Items listed in a dataset:
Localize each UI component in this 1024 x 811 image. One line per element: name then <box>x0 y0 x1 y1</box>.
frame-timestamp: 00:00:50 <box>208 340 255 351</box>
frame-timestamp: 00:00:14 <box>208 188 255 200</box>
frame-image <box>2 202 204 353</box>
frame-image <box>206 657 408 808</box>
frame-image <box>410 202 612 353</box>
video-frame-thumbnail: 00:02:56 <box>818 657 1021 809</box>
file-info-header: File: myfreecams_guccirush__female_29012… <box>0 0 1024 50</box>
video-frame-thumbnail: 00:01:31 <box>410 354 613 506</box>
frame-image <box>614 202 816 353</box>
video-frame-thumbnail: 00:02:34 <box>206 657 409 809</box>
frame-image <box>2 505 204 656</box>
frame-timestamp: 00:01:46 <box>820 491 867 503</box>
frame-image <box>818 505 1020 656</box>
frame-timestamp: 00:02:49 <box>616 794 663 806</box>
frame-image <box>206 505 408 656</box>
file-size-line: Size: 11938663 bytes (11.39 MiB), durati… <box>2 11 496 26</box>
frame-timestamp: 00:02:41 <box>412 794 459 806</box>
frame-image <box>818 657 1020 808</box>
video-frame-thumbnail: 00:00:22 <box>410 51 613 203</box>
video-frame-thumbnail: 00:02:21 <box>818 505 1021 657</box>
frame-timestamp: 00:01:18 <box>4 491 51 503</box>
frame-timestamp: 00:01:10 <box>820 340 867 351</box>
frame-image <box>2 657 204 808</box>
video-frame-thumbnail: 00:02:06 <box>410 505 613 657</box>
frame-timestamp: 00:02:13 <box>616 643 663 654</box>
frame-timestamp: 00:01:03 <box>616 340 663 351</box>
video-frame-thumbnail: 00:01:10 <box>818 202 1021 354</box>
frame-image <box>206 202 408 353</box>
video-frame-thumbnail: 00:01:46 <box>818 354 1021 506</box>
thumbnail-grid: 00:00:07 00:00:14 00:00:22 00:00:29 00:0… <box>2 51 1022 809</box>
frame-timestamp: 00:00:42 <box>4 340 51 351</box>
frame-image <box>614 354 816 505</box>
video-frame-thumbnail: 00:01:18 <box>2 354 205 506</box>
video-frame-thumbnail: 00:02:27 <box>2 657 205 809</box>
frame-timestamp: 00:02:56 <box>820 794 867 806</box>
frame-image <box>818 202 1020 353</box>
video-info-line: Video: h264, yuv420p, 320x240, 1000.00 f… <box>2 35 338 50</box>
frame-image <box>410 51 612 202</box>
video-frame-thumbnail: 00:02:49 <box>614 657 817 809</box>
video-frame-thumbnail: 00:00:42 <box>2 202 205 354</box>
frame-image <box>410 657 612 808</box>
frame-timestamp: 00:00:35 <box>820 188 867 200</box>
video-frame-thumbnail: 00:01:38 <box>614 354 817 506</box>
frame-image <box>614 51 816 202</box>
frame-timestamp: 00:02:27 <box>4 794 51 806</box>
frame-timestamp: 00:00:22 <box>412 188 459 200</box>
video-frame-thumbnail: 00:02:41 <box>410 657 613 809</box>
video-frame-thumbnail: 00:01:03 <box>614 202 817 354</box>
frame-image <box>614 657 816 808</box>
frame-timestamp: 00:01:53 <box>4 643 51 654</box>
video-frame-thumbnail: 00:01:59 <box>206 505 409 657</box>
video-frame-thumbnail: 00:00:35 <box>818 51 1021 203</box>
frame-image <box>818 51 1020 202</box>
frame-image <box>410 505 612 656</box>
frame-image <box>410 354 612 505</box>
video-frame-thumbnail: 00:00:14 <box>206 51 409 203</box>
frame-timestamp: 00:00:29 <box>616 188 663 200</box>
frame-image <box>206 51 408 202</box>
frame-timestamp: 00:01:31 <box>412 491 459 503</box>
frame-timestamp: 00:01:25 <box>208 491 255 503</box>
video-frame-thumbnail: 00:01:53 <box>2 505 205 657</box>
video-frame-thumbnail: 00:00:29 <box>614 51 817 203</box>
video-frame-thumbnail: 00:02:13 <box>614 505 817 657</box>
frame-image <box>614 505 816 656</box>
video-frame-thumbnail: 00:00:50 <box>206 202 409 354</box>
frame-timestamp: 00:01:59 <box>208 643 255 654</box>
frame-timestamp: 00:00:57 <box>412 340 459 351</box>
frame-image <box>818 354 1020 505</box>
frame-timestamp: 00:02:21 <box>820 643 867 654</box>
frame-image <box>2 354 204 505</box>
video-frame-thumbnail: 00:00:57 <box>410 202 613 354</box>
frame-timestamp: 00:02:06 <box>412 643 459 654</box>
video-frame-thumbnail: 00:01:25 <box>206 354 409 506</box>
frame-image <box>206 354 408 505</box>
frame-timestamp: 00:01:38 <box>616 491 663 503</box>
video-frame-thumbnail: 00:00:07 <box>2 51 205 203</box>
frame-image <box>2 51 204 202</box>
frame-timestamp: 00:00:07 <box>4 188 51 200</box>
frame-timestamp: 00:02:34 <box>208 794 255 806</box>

▸ Goal: Copy every one of the items above line for line, with no changes to any character.

▸ Answer to the problem:
Localize each UI component in this 1024 x 811 image. One line per element: name then <box>x0 y0 x1 y1</box>.
frame-timestamp: 00:00:50 <box>208 340 255 351</box>
frame-timestamp: 00:00:14 <box>208 188 255 200</box>
frame-image <box>2 202 204 353</box>
frame-image <box>206 657 408 808</box>
frame-image <box>410 202 612 353</box>
video-frame-thumbnail: 00:02:56 <box>818 657 1021 809</box>
file-info-header: File: myfreecams_guccirush__female_29012… <box>0 0 1024 50</box>
video-frame-thumbnail: 00:01:31 <box>410 354 613 506</box>
frame-image <box>614 202 816 353</box>
video-frame-thumbnail: 00:02:34 <box>206 657 409 809</box>
frame-image <box>2 505 204 656</box>
frame-timestamp: 00:01:46 <box>820 491 867 503</box>
frame-image <box>818 505 1020 656</box>
frame-timestamp: 00:02:49 <box>616 794 663 806</box>
frame-image <box>206 505 408 656</box>
file-size-line: Size: 11938663 bytes (11.39 MiB), durati… <box>2 11 496 26</box>
frame-timestamp: 00:02:41 <box>412 794 459 806</box>
frame-image <box>818 657 1020 808</box>
video-frame-thumbnail: 00:00:22 <box>410 51 613 203</box>
video-frame-thumbnail: 00:02:21 <box>818 505 1021 657</box>
frame-timestamp: 00:01:18 <box>4 491 51 503</box>
frame-timestamp: 00:01:10 <box>820 340 867 351</box>
frame-image <box>2 657 204 808</box>
video-frame-thumbnail: 00:02:06 <box>410 505 613 657</box>
frame-timestamp: 00:02:13 <box>616 643 663 654</box>
frame-timestamp: 00:01:03 <box>616 340 663 351</box>
video-frame-thumbnail: 00:01:10 <box>818 202 1021 354</box>
frame-image <box>206 202 408 353</box>
video-frame-thumbnail: 00:01:46 <box>818 354 1021 506</box>
thumbnail-grid: 00:00:07 00:00:14 00:00:22 00:00:29 00:0… <box>2 51 1022 809</box>
frame-timestamp: 00:00:42 <box>4 340 51 351</box>
frame-image <box>614 354 816 505</box>
video-frame-thumbnail: 00:01:18 <box>2 354 205 506</box>
video-frame-thumbnail: 00:02:27 <box>2 657 205 809</box>
frame-timestamp: 00:02:56 <box>820 794 867 806</box>
frame-image <box>818 202 1020 353</box>
video-info-line: Video: h264, yuv420p, 320x240, 1000.00 f… <box>2 35 338 50</box>
frame-image <box>410 51 612 202</box>
video-frame-thumbnail: 00:02:49 <box>614 657 817 809</box>
video-frame-thumbnail: 00:00:42 <box>2 202 205 354</box>
frame-image <box>410 657 612 808</box>
frame-timestamp: 00:00:35 <box>820 188 867 200</box>
video-frame-thumbnail: 00:01:38 <box>614 354 817 506</box>
frame-image <box>614 51 816 202</box>
frame-timestamp: 00:02:27 <box>4 794 51 806</box>
frame-timestamp: 00:00:22 <box>412 188 459 200</box>
video-frame-thumbnail: 00:02:41 <box>410 657 613 809</box>
video-frame-thumbnail: 00:01:03 <box>614 202 817 354</box>
frame-image <box>614 657 816 808</box>
frame-timestamp: 00:01:53 <box>4 643 51 654</box>
video-frame-thumbnail: 00:01:59 <box>206 505 409 657</box>
video-frame-thumbnail: 00:00:35 <box>818 51 1021 203</box>
frame-image <box>818 51 1020 202</box>
frame-image <box>410 505 612 656</box>
frame-image <box>410 354 612 505</box>
video-frame-thumbnail: 00:00:14 <box>206 51 409 203</box>
frame-timestamp: 00:00:29 <box>616 188 663 200</box>
frame-image <box>206 51 408 202</box>
frame-timestamp: 00:01:31 <box>412 491 459 503</box>
frame-timestamp: 00:01:25 <box>208 491 255 503</box>
video-frame-thumbnail: 00:01:53 <box>2 505 205 657</box>
video-frame-thumbnail: 00:00:29 <box>614 51 817 203</box>
video-frame-thumbnail: 00:02:13 <box>614 505 817 657</box>
frame-image <box>614 505 816 656</box>
video-frame-thumbnail: 00:00:50 <box>206 202 409 354</box>
frame-timestamp: 00:01:59 <box>208 643 255 654</box>
frame-timestamp: 00:00:57 <box>412 340 459 351</box>
frame-image <box>818 354 1020 505</box>
frame-timestamp: 00:02:21 <box>820 643 867 654</box>
frame-image <box>2 354 204 505</box>
video-frame-thumbnail: 00:00:57 <box>410 202 613 354</box>
frame-timestamp: 00:02:06 <box>412 643 459 654</box>
video-frame-thumbnail: 00:01:25 <box>206 354 409 506</box>
frame-image <box>206 354 408 505</box>
frame-timestamp: 00:01:38 <box>616 491 663 503</box>
video-frame-thumbnail: 00:00:07 <box>2 51 205 203</box>
frame-image <box>2 51 204 202</box>
frame-timestamp: 00:00:07 <box>4 188 51 200</box>
frame-timestamp: 00:02:34 <box>208 794 255 806</box>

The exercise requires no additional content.